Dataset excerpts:
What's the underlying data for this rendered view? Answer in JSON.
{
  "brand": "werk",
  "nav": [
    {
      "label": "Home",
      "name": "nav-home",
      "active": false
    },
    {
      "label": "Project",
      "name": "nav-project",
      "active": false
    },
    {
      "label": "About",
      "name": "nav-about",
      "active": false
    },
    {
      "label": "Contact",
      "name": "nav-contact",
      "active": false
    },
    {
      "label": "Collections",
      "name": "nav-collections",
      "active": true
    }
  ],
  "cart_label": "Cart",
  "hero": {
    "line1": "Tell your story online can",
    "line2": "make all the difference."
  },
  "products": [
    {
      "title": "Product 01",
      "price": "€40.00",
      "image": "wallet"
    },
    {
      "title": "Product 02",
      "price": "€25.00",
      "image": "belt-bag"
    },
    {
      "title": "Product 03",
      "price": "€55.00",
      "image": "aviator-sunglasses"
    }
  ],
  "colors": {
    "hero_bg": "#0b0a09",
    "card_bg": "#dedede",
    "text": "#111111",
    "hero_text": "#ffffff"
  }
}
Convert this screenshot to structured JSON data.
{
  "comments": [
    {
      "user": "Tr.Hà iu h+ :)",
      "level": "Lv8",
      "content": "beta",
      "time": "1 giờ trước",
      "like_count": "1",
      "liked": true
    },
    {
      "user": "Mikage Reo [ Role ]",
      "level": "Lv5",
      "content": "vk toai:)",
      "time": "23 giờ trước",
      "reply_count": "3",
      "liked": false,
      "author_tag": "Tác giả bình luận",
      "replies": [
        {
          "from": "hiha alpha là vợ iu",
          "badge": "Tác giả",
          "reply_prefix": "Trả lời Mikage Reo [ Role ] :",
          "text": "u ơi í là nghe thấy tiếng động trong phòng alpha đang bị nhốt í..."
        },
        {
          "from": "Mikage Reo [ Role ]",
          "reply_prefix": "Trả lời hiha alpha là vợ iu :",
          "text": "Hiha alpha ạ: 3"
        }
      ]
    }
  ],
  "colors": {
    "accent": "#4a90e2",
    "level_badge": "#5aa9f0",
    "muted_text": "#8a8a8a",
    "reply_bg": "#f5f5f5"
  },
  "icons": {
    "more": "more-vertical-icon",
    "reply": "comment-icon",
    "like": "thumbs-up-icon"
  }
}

> [Requirements] Using the records given above, list every line that includes the word "this".

> [Answer to the problem]
What's the underlying data for this rendered view? Answer in JSON.
Convert this screenshot to structured JSON data.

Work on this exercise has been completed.